> **The task**:
Without the images, output each record below as it stands.

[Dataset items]
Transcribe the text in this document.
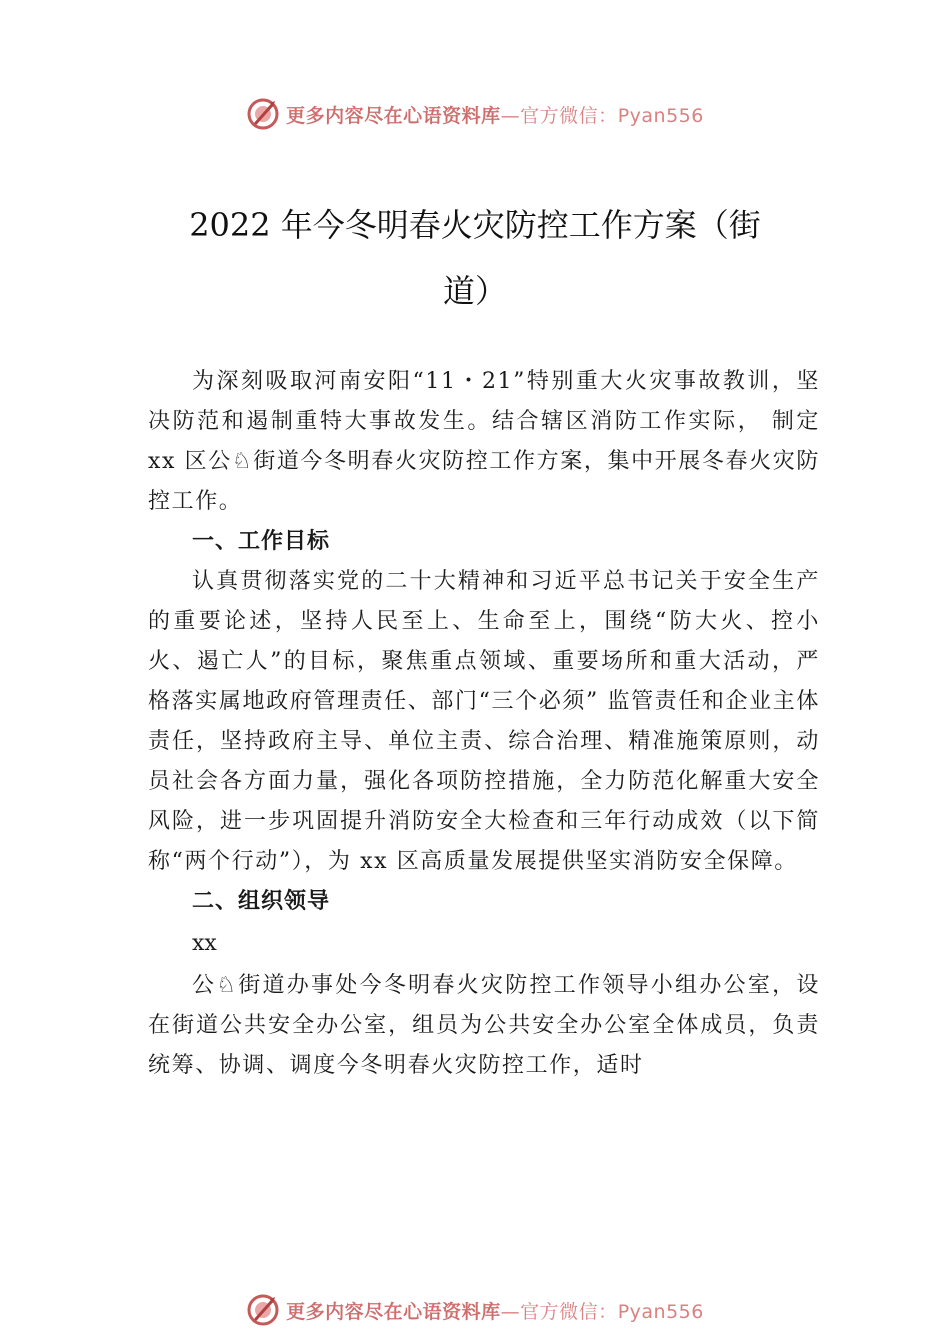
更多内容尽在心语资料库—官方微信：Pyan556
2022 年今冬明春火灾防控工作方案（街
道）

为深刻吸取河南安阳“11・21”特别重大火灾事故教训，坚决防范和遏制重特大事故发生。结合辖区消防工作实际， 制定 xx 区公♘街道今冬明春火灾防控工作方案，集中开展冬春火灾防控工作。

一、工作目标

认真贯彻落实党的二十大精神和习近平总书记关于安全生产的重要论述，坚持人民至上、生命至上，围绕“防大火、控小火、遏亡人”的目标，聚焦重点领域、重要场所和重大活动，严格落实属地政府管理责任、部门“三个必须” 监管责任和企业主体责任，坚持政府主导、单位主责、综合治理、精准施策原则，动员社会各方面力量，强化各项防控措施，全力防范化解重大安全风险，进一步巩固提升消防安全大检查和三年行动成效（以下简称“两个行动”），为 xx 区高质量发展提供坚实消防安全保障。

二、组织领导

xx

公♘街道办事处今冬明春火灾防控工作领导小组办公室，设在街道公共安全办公室，组员为公共安全办公室全体成员，负责统筹、协调、调度今冬明春火灾防控工作，适时

更多内容尽在心语资料库—官方微信：Pyan556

> **Response to the task**:
Transcribe the text in this document.
更多内容尽在心语资料库—官方微信：Pyan556
2022 年今冬明春火灾防控工作方案（街
道）

为深刻吸取河南安阳“11・21”特别重大火灾事故教训，坚决防范和遏制重特大事故发生。结合辖区消防工作实际， 制定 xx 区公♘街道今冬明春火灾防控工作方案，集中开展冬春火灾防控工作。

一、工作目标

认真贯彻落实党的二十大精神和习近平总书记关于安全生产的重要论述，坚持人民至上、生命至上，围绕“防大火、控小火、遏亡人”的目标，聚焦重点领域、重要场所和重大活动，严格落实属地政府管理责任、部门“三个必须” 监管责任和企业主体责任，坚持政府主导、单位主责、综合治理、精准施策原则，动员社会各方面力量，强化各项防控措施，全力防范化解重大安全风险，进一步巩固提升消防安全大检查和三年行动成效（以下简称“两个行动”），为 xx 区高质量发展提供坚实消防安全保障。

二、组织领导

xx

公♘街道办事处今冬明春火灾防控工作领导小组办公室，设在街道公共安全办公室，组员为公共安全办公室全体成员，负责统筹、协调、调度今冬明春火灾防控工作，适时

更多内容尽在心语资料库—官方微信：Pyan556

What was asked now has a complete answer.